Start of Input records
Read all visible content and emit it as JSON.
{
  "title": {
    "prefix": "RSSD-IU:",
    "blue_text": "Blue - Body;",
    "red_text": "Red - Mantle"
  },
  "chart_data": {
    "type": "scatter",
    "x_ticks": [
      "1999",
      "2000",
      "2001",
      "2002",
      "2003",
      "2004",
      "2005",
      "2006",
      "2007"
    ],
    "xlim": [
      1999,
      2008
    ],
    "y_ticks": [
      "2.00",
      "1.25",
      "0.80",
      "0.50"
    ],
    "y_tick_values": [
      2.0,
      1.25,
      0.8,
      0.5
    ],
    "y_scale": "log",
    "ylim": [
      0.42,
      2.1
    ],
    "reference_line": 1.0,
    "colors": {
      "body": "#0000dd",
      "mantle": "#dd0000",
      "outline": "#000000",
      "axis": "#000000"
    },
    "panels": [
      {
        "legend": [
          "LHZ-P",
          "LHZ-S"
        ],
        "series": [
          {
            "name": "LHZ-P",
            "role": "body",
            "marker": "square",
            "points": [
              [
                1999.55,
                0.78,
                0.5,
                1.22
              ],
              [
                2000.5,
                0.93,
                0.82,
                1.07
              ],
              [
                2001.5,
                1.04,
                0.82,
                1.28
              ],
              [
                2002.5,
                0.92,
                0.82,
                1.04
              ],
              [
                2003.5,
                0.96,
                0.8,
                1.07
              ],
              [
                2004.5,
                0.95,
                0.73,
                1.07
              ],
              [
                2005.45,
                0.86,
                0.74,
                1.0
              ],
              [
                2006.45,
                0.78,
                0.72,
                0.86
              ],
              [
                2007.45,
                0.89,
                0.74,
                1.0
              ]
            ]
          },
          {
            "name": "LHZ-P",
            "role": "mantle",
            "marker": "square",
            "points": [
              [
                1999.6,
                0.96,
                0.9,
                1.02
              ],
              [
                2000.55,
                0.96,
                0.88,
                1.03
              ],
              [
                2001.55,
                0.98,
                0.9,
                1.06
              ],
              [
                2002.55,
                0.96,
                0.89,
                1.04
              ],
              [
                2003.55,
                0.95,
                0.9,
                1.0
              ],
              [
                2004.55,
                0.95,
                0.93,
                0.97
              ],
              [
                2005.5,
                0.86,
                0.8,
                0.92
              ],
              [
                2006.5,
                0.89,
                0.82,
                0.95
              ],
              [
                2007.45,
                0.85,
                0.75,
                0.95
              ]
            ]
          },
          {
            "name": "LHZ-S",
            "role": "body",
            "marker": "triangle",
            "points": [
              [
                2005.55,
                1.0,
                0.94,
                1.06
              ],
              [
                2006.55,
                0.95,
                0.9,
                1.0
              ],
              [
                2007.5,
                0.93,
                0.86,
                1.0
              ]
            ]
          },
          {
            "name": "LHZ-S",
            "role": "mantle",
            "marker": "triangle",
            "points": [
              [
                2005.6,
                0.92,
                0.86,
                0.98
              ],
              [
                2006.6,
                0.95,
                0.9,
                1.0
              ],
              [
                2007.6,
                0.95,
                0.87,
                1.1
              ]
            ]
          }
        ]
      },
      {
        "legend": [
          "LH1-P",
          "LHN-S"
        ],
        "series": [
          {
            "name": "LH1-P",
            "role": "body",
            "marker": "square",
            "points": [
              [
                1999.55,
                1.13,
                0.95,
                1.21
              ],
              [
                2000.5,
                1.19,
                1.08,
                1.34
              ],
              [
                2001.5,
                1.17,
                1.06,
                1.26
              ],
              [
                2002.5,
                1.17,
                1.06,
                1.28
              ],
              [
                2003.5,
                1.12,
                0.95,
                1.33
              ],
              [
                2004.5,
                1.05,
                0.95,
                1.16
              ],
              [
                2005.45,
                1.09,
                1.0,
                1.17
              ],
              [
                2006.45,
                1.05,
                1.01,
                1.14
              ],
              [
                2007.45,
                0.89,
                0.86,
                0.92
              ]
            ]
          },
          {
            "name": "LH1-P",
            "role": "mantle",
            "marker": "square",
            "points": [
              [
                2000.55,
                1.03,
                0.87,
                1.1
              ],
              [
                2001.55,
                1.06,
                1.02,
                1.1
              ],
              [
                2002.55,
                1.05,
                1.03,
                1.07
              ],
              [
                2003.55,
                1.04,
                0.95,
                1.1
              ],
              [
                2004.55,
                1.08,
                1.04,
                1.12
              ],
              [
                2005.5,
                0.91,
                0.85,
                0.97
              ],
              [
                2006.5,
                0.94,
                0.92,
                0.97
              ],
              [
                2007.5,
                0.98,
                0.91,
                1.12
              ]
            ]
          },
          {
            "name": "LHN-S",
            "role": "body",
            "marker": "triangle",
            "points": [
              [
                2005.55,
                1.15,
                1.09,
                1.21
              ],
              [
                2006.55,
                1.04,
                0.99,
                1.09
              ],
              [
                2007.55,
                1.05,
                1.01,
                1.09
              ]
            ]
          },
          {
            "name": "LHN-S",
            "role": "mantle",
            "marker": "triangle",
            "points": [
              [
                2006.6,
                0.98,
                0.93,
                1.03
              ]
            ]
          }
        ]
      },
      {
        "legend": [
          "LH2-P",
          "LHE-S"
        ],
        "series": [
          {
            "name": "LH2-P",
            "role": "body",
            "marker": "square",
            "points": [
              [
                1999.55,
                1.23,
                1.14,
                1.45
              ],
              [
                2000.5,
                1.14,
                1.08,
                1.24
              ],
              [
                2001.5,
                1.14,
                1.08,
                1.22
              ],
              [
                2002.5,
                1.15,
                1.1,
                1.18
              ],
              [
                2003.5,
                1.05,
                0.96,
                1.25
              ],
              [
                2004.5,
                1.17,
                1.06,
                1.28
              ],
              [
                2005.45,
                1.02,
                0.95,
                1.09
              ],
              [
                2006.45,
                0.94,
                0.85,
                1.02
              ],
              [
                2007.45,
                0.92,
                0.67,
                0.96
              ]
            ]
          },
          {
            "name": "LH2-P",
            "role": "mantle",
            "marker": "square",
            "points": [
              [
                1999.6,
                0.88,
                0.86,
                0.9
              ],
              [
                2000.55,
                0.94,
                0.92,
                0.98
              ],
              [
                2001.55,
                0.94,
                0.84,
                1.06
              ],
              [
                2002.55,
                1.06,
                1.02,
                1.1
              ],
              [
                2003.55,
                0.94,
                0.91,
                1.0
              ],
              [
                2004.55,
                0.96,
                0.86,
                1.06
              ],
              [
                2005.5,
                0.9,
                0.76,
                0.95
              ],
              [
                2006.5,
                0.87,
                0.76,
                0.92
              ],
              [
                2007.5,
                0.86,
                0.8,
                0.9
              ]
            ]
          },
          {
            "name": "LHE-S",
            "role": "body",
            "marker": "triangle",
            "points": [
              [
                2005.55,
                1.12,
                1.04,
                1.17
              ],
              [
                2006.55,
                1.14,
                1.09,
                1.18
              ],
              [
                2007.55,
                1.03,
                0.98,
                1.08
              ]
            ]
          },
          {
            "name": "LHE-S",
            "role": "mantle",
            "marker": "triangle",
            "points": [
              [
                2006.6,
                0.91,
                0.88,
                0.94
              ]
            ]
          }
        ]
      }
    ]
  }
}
End of Input records
Objective: Set all of the entries down again, exactly as they were given.

Exercise result:
Read all visible content and emit it as JSON.
{
  "title": {
    "prefix": "RSSD-IU:",
    "blue_text": "Blue - Body;",
    "red_text": "Red - Mantle"
  },
  "chart_data": {
    "type": "scatter",
    "x_ticks": [
      "1999",
      "2000",
      "2001",
      "2002",
      "2003",
      "2004",
      "2005",
      "2006",
      "2007"
    ],
    "xlim": [
      1999,
      2008
    ],
    "y_ticks": [
      "2.00",
      "1.25",
      "0.80",
      "0.50"
    ],
    "y_tick_values": [
      2.0,
      1.25,
      0.8,
      0.5
    ],
    "y_scale": "log",
    "ylim": [
      0.42,
      2.1
    ],
    "reference_line": 1.0,
    "colors": {
      "body": "#0000dd",
      "mantle": "#dd0000",
      "outline": "#000000",
      "axis": "#000000"
    },
    "panels": [
      {
        "legend": [
          "LHZ-P",
          "LHZ-S"
        ],
        "series": [
          {
            "name": "LHZ-P",
            "role": "body",
            "marker": "square",
            "points": [
              [
                1999.55,
                0.78,
                0.5,
                1.22
              ],
              [
                2000.5,
                0.93,
                0.82,
                1.07
              ],
              [
                2001.5,
                1.04,
                0.82,
                1.28
              ],
              [
                2002.5,
                0.92,
                0.82,
                1.04
              ],
              [
                2003.5,
                0.96,
                0.8,
                1.07
              ],
              [
                2004.5,
                0.95,
                0.73,
                1.07
              ],
              [
                2005.45,
                0.86,
                0.74,
                1.0
              ],
              [
                2006.45,
                0.78,
                0.72,
                0.86
              ],
              [
                2007.45,
                0.89,
                0.74,
                1.0
              ]
            ]
          },
          {
            "name": "LHZ-P",
            "role": "mantle",
            "marker": "square",
            "points": [
              [
                1999.6,
                0.96,
                0.9,
                1.02
              ],
              [
                2000.55,
                0.96,
                0.88,
                1.03
              ],
              [
                2001.55,
                0.98,
                0.9,
                1.06
              ],
              [
                2002.55,
                0.96,
                0.89,
                1.04
              ],
              [
                2003.55,
                0.95,
                0.9,
                1.0
              ],
              [
                2004.55,
                0.95,
                0.93,
                0.97
              ],
              [
                2005.5,
                0.86,
                0.8,
                0.92
              ],
              [
                2006.5,
                0.89,
                0.82,
                0.95
              ],
              [
                2007.45,
                0.85,
                0.75,
                0.95
              ]
            ]
          },
          {
            "name": "LHZ-S",
            "role": "body",
            "marker": "triangle",
            "points": [
              [
                2005.55,
                1.0,
                0.94,
                1.06
              ],
              [
                2006.55,
                0.95,
                0.9,
                1.0
              ],
              [
                2007.5,
                0.93,
                0.86,
                1.0
              ]
            ]
          },
          {
            "name": "LHZ-S",
            "role": "mantle",
            "marker": "triangle",
            "points": [
              [
                2005.6,
                0.92,
                0.86,
                0.98
              ],
              [
                2006.6,
                0.95,
                0.9,
                1.0
              ],
              [
                2007.6,
                0.95,
                0.87,
                1.1
              ]
            ]
          }
        ]
      },
      {
        "legend": [
          "LH1-P",
          "LHN-S"
        ],
        "series": [
          {
            "name": "LH1-P",
            "role": "body",
            "marker": "square",
            "points": [
              [
                1999.55,
                1.13,
                0.95,
                1.21
              ],
              [
                2000.5,
                1.19,
                1.08,
                1.34
              ],
              [
                2001.5,
                1.17,
                1.06,
                1.26
              ],
              [
                2002.5,
                1.17,
                1.06,
                1.28
              ],
              [
                2003.5,
                1.12,
                0.95,
                1.33
              ],
              [
                2004.5,
                1.05,
                0.95,
                1.16
              ],
              [
                2005.45,
                1.09,
                1.0,
                1.17
              ],
              [
                2006.45,
                1.05,
                1.01,
                1.14
              ],
              [
                2007.45,
                0.89,
                0.86,
                0.92
              ]
            ]
          },
          {
            "name": "LH1-P",
            "role": "mantle",
            "marker": "square",
            "points": [
              [
                2000.55,
                1.03,
                0.87,
                1.1
              ],
              [
                2001.55,
                1.06,
                1.02,
                1.1
              ],
              [
                2002.55,
                1.05,
                1.03,
                1.07
              ],
              [
                2003.55,
                1.04,
                0.95,
                1.1
              ],
              [
                2004.55,
                1.08,
                1.04,
                1.12
              ],
              [
                2005.5,
                0.91,
                0.85,
                0.97
              ],
              [
                2006.5,
                0.94,
                0.92,
                0.97
              ],
              [
                2007.5,
                0.98,
                0.91,
                1.12
              ]
            ]
          },
          {
            "name": "LHN-S",
            "role": "body",
            "marker": "triangle",
            "points": [
              [
                2005.55,
                1.15,
                1.09,
                1.21
              ],
              [
                2006.55,
                1.04,
                0.99,
                1.09
              ],
              [
                2007.55,
                1.05,
                1.01,
                1.09
              ]
            ]
          },
          {
            "name": "LHN-S",
            "role": "mantle",
            "marker": "triangle",
            "points": [
              [
                2006.6,
                0.98,
                0.93,
                1.03
              ]
            ]
          }
        ]
      },
      {
        "legend": [
          "LH2-P",
          "LHE-S"
        ],
        "series": [
          {
            "name": "LH2-P",
            "role": "body",
            "marker": "square",
            "points": [
              [
                1999.55,
                1.23,
                1.14,
                1.45
              ],
              [
                2000.5,
                1.14,
                1.08,
                1.24
              ],
              [
                2001.5,
                1.14,
                1.08,
                1.22
              ],
              [
                2002.5,
                1.15,
                1.1,
                1.18
              ],
              [
                2003.5,
                1.05,
                0.96,
                1.25
              ],
              [
                2004.5,
                1.17,
                1.06,
                1.28
              ],
              [
                2005.45,
                1.02,
                0.95,
                1.09
              ],
              [
                2006.45,
                0.94,
                0.85,
                1.02
              ],
              [
                2007.45,
                0.92,
                0.67,
                0.96
              ]
            ]
          },
          {
            "name": "LH2-P",
            "role": "mantle",
            "marker": "square",
            "points": [
              [
                1999.6,
                0.88,
                0.86,
                0.9
              ],
              [
                2000.55,
                0.94,
                0.92,
                0.98
              ],
              [
                2001.55,
                0.94,
                0.84,
                1.06
              ],
              [
                2002.55,
                1.06,
                1.02,
                1.1
              ],
              [
                2003.55,
                0.94,
                0.91,
                1.0
              ],
              [
                2004.55,
                0.96,
                0.86,
                1.06
              ],
              [
                2005.5,
                0.9,
                0.76,
                0.95
              ],
              [
                2006.5,
                0.87,
                0.76,
                0.92
              ],
              [
                2007.5,
                0.86,
                0.8,
                0.9
              ]
            ]
          },
          {
            "name": "LHE-S",
            "role": "body",
            "marker": "triangle",
            "points": [
              [
                2005.55,
                1.12,
                1.04,
                1.17
              ],
              [
                2006.55,
                1.14,
                1.09,
                1.18
              ],
              [
                2007.55,
                1.03,
                0.98,
                1.08
              ]
            ]
          },
          {
            "name": "LHE-S",
            "role": "mantle",
            "marker": "triangle",
            "points": [
              [
                2006.6,
                0.91,
                0.88,
                0.94
              ]
            ]
          }
        ]
      }
    ]
  }
}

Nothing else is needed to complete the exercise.